• REQUIRED WORK:
Lay out every line of the listing below as a Markdown table with the columns "Row" and "Line", numbering the rows in order and skipping blank lines.

[Raw records]
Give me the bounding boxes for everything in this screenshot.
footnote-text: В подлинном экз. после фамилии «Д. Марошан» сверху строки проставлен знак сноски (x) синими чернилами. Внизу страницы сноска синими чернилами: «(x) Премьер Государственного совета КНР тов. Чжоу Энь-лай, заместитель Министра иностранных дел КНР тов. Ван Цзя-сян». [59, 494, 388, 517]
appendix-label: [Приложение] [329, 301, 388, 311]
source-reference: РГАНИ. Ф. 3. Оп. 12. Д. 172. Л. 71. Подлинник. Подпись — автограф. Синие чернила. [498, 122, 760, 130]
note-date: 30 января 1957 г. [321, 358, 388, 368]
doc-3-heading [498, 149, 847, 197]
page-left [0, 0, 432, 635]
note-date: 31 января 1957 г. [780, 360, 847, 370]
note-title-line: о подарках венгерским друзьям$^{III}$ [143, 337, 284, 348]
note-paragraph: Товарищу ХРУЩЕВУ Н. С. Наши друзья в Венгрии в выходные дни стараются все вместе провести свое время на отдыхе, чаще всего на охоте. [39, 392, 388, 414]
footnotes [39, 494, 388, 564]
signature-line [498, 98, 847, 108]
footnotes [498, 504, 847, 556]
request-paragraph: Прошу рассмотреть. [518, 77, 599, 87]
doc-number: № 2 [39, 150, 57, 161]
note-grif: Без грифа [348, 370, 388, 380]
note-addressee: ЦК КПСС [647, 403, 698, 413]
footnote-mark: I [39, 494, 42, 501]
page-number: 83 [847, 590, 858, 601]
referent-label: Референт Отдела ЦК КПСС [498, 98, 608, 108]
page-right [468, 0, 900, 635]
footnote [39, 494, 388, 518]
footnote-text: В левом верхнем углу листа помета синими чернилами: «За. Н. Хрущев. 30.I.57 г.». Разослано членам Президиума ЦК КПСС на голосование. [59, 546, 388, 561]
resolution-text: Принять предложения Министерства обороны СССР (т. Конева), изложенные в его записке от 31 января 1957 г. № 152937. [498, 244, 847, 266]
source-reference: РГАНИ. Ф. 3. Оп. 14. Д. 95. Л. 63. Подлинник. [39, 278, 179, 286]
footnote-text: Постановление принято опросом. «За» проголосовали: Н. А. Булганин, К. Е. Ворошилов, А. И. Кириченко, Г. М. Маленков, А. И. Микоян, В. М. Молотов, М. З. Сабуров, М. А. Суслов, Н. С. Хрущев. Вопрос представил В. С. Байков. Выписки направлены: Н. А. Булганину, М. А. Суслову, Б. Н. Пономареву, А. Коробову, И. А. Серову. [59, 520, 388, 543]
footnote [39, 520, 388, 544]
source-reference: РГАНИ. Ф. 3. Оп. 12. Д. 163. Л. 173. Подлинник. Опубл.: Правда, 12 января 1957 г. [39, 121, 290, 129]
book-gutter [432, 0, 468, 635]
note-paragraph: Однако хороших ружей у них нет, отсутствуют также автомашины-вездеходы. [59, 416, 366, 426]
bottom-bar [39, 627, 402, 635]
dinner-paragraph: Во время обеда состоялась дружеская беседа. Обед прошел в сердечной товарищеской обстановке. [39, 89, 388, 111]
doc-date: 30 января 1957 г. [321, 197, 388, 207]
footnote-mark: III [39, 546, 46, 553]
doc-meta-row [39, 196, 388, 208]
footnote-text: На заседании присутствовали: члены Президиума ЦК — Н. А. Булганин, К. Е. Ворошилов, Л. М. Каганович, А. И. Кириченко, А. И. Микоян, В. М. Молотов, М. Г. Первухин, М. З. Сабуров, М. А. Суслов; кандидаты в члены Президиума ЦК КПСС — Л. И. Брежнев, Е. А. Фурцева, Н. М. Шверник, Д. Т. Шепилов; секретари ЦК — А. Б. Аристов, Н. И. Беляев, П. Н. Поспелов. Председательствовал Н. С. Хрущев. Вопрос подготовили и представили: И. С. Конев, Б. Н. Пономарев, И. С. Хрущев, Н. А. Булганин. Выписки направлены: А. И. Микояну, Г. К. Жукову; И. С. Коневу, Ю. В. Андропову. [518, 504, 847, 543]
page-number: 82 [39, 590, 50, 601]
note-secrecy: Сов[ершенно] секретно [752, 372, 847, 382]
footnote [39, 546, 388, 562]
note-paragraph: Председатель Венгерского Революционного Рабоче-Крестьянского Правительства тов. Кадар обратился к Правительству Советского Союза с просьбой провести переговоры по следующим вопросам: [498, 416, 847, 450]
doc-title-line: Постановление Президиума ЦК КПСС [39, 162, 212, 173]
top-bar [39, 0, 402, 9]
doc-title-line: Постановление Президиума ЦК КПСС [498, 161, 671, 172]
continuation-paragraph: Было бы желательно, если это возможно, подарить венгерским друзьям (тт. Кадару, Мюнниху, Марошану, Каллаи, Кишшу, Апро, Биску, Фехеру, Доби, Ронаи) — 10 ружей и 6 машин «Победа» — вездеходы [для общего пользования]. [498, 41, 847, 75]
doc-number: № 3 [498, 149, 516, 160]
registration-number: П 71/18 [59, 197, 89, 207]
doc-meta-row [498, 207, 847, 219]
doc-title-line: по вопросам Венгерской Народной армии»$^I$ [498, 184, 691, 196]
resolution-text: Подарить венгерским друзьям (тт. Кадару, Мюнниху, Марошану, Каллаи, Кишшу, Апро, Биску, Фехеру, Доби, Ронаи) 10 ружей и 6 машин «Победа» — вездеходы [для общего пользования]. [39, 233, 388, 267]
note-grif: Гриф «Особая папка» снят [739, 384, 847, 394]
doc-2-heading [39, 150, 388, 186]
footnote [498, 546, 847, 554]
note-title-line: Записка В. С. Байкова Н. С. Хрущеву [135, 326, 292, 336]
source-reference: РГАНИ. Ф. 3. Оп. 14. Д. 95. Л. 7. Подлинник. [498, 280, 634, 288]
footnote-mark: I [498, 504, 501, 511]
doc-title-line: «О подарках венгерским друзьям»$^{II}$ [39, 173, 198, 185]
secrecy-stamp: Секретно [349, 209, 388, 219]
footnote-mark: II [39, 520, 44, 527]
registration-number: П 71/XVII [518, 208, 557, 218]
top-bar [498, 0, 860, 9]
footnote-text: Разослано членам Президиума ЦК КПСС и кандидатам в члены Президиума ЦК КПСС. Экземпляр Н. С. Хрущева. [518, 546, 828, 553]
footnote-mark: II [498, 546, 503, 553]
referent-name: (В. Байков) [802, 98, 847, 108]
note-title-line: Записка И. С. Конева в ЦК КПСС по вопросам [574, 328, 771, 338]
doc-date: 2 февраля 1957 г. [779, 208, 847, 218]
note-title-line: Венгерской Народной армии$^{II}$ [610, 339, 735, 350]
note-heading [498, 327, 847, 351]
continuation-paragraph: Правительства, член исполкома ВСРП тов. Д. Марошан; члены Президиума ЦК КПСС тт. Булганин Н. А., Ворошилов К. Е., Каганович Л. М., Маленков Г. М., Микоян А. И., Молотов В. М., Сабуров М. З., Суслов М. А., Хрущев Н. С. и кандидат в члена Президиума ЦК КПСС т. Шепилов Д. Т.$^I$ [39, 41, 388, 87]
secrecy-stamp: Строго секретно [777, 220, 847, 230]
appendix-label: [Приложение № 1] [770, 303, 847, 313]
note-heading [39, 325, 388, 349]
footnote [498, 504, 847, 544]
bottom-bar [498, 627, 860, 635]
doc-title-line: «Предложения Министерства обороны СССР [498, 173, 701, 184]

• REPLY TO THE EXERCISE:
| Row | Line |
|---|---|
| 1 | Give me the bounding boxes for everything in this screenshot. |
| 2 | footnote-text: В подлинном экз. после фамилии «Д. Марошан» сверху строки проставлен знак сноски (x) синими чернилами. Внизу страницы сноска синими чернилами: «(x) Премьер Государственного совета КНР тов. Чжоу Энь-лай, заместитель Министра иностранных дел КНР тов. Ван Цзя-сян». [59, 494, 388, 517] |
| 3 | appendix-label: [Приложение] [329, 301, 388, 311] |
| 4 | source-reference: РГАНИ. Ф. 3. Оп. 12. Д. 172. Л. 71. Подлинник. Подпись — автограф. Синие чернила. [498, 122, 760, 130] |
| 5 | note-date: 30 января 1957 г. [321, 358, 388, 368] |
| 6 | doc-3-heading [498, 149, 847, 197] |
| 7 | page-left [0, 0, 432, 635] |
| 8 | note-date: 31 января 1957 г. [780, 360, 847, 370] |
| 9 | note-title-line: о подарках венгерским друзьям$^{III}$ [143, 337, 284, 348] |
| 10 | note-paragraph: Товарищу ХРУЩЕВУ Н. С. Наши друзья в Венгрии в выходные дни стараются все вместе провести свое время на отдыхе, чаще всего на охоте. [39, 392, 388, 414] |
| 11 | footnotes [39, 494, 388, 564] |
| 12 | signature-line [498, 98, 847, 108] |
| 13 | footnotes [498, 504, 847, 556] |
| 14 | request-paragraph: Прошу рассмотреть. [518, 77, 599, 87] |
| 15 | doc-number: № 2 [39, 150, 57, 161] |
| 16 | note-grif: Без грифа [348, 370, 388, 380] |
| 17 | note-addressee: ЦК КПСС [647, 403, 698, 413] |
| 18 | footnote-mark: I [39, 494, 42, 501] |
| 19 | page-number: 83 [847, 590, 858, 601] |
| 20 | referent-label: Референт Отдела ЦК КПСС [498, 98, 608, 108] |
| 21 | page-right [468, 0, 900, 635] |
| 22 | footnote [39, 494, 388, 518] |
| 23 | footnote-text: В левом верхнем углу листа помета синими чернилами: «За. Н. Хрущев. 30.I.57 г.». Разослано членам Президиума ЦК КПСС на голосование. [59, 546, 388, 561] |
| 24 | resolution-text: Принять предложения Министерства обороны СССР (т. Конева), изложенные в его записке от 31 января 1957 г. № 152937. [498, 244, 847, 266] |
| 25 | source-reference: РГАНИ. Ф. 3. Оп. 14. Д. 95. Л. 63. Подлинник. [39, 278, 179, 286] |
| 26 | footnote-text: Постановление принято опросом. «За» проголосовали: Н. А. Булганин, К. Е. Ворошилов, А. И. Кириченко, Г. М. Маленков, А. И. Микоян, В. М. Молотов, М. З. Сабуров, М. А. Суслов, Н. С. Хрущев. Вопрос представил В. С. Байков. Выписки направлены: Н. А. Булганину, М. А. Суслову, Б. Н. Пономареву, А. Коробову, И. А. Серову. [59, 520, 388, 543] |
| 27 | footnote [39, 520, 388, 544] |
| 28 | source-reference: РГАНИ. Ф. 3. Оп. 12. Д. 163. Л. 173. Подлинник. Опубл.: Правда, 12 января 1957 г. [39, 121, 290, 129] |
| 29 | book-gutter [432, 0, 468, 635] |
| 30 | note-paragraph: Однако хороших ружей у них нет, отсутствуют также автомашины-вездеходы. [59, 416, 366, 426] |
| 31 | bottom-bar [39, 627, 402, 635] |
| 32 | dinner-paragraph: Во время обеда состоялась дружеская беседа. Обед прошел в сердечной товарищеской обстановке. [39, 89, 388, 111] |
| 33 | doc-date: 30 января 1957 г. [321, 197, 388, 207] |
| 34 | footnote-mark: III [39, 546, 46, 553] |
| 35 | doc-meta-row [39, 196, 388, 208] |
| 36 | footnote-text: На заседании присутствовали: члены Президиума ЦК — Н. А. Булганин, К. Е. Ворошилов, Л. М. Каганович, А. И. Кириченко, А. И. Микоян, В. М. Молотов, М. Г. Первухин, М. З. Сабуров, М. А. Суслов; кандидаты в члены Президиума ЦК КПСС — Л. И. Брежнев, Е. А. Фурцева, Н. М. Шверник, Д. Т. Шепилов; секретари ЦК — А. Б. Аристов, Н. И. Беляев, П. Н. Поспелов. Председательствовал Н. С. Хрущев. Вопрос подготовили и представили: И. С. Конев, Б. Н. Пономарев, И. С. Хрущев, Н. А. Булганин. Выписки направлены: А. И. Микояну, Г. К. Жукову; И. С. Коневу, Ю. В. Андропову. [518, 504, 847, 543] |
| 37 | page-number: 82 [39, 590, 50, 601] |
| 38 | note-secrecy: Сов[ершенно] секретно [752, 372, 847, 382] |
| 39 | footnote [39, 546, 388, 562] |
| 40 | note-paragraph: Председатель Венгерского Революционного Рабоче-Крестьянского Правительства тов. Кадар обратился к Правительству Советского Союза с просьбой провести переговоры по следующим вопросам: [498, 416, 847, 450] |
| 41 | doc-title-line: Постановление Президиума ЦК КПСС [39, 162, 212, 173] |
| 42 | top-bar [39, 0, 402, 9] |
| 43 | doc-title-line: Постановление Президиума ЦК КПСС [498, 161, 671, 172] |
| 44 | continuation-paragraph: Было бы желательно, если это возможно, подарить венгерским друзьям (тт. Кадару, Мюнниху, Марошану, Каллаи, Кишшу, Апро, Биску, Фехеру, Доби, Ронаи) — 10 ружей и 6 машин «Победа» — вездеходы [для общего пользования]. [498, 41, 847, 75] |
| 45 | doc-number: № 3 [498, 149, 516, 160] |
| 46 | registration-number: П 71/18 [59, 197, 89, 207] |
| 47 | doc-meta-row [498, 207, 847, 219] |
| 48 | doc-title-line: по вопросам Венгерской Народной армии»$^I$ [498, 184, 691, 196] |
| 49 | resolution-text: Подарить венгерским друзьям (тт. Кадару, Мюнниху, Марошану, Каллаи, Кишшу, Апро, Биску, Фехеру, Доби, Ронаи) 10 ружей и 6 машин «Победа» — вездеходы [для общего пользования]. [39, 233, 388, 267] |
| 50 | note-grif: Гриф «Особая папка» снят [739, 384, 847, 394] |
| 51 | doc-2-heading [39, 150, 388, 186] |
| 52 | footnote [498, 546, 847, 554] |
| 53 | note-title-line: Записка В. С. Байкова Н. С. Хрущеву [135, 326, 292, 336] |
| 54 | source-reference: РГАНИ. Ф. 3. Оп. 14. Д. 95. Л. 7. Подлинник. [498, 280, 634, 288] |
| 55 | footnote-mark: I [498, 504, 501, 511] |
| 56 | doc-title-line: «О подарках венгерским друзьям»$^{II}$ [39, 173, 198, 185] |
| 57 | secrecy-stamp: Секретно [349, 209, 388, 219] |
| 58 | footnote-mark: II [39, 520, 44, 527] |
| 59 | registration-number: П 71/XVII [518, 208, 557, 218] |
| 60 | top-bar [498, 0, 860, 9] |
| 61 | footnote-text: Разослано членам Президиума ЦК КПСС и кандидатам в члены Президиума ЦК КПСС. Экземпляр Н. С. Хрущева. [518, 546, 828, 553] |
| 62 | footnote-mark: II [498, 546, 503, 553] |
| 63 | referent-name: (В. Байков) [802, 98, 847, 108] |
| 64 | note-title-line: Записка И. С. Конева в ЦК КПСС по вопросам [574, 328, 771, 338] |
| 65 | doc-date: 2 февраля 1957 г. [779, 208, 847, 218] |
| 66 | note-title-line: Венгерской Народной армии$^{II}$ [610, 339, 735, 350] |
| 67 | note-heading [498, 327, 847, 351] |
| 68 | continuation-paragraph: Правительства, член исполкома ВСРП тов. Д. Марошан; члены Президиума ЦК КПСС тт. Булганин Н. А., Ворошилов К. Е., Каганович Л. М., Маленков Г. М., Микоян А. И., Молотов В. М., Сабуров М. З., Суслов М. А., Хрущев Н. С. и кандидат в члена Президиума ЦК КПСС т. Шепилов Д. Т.$^I$ [39, 41, 388, 87] |
| 69 | secrecy-stamp: Строго секретно [777, 220, 847, 230] |
| 70 | appendix-label: [Приложение № 1] [770, 303, 847, 313] |
| 71 | note-heading [39, 325, 388, 349] |
| 72 | footnote [498, 504, 847, 544] |
| 73 | bottom-bar [498, 627, 860, 635] |
| 74 | doc-title-line: «Предложения Министерства обороны СССР [498, 173, 701, 184] |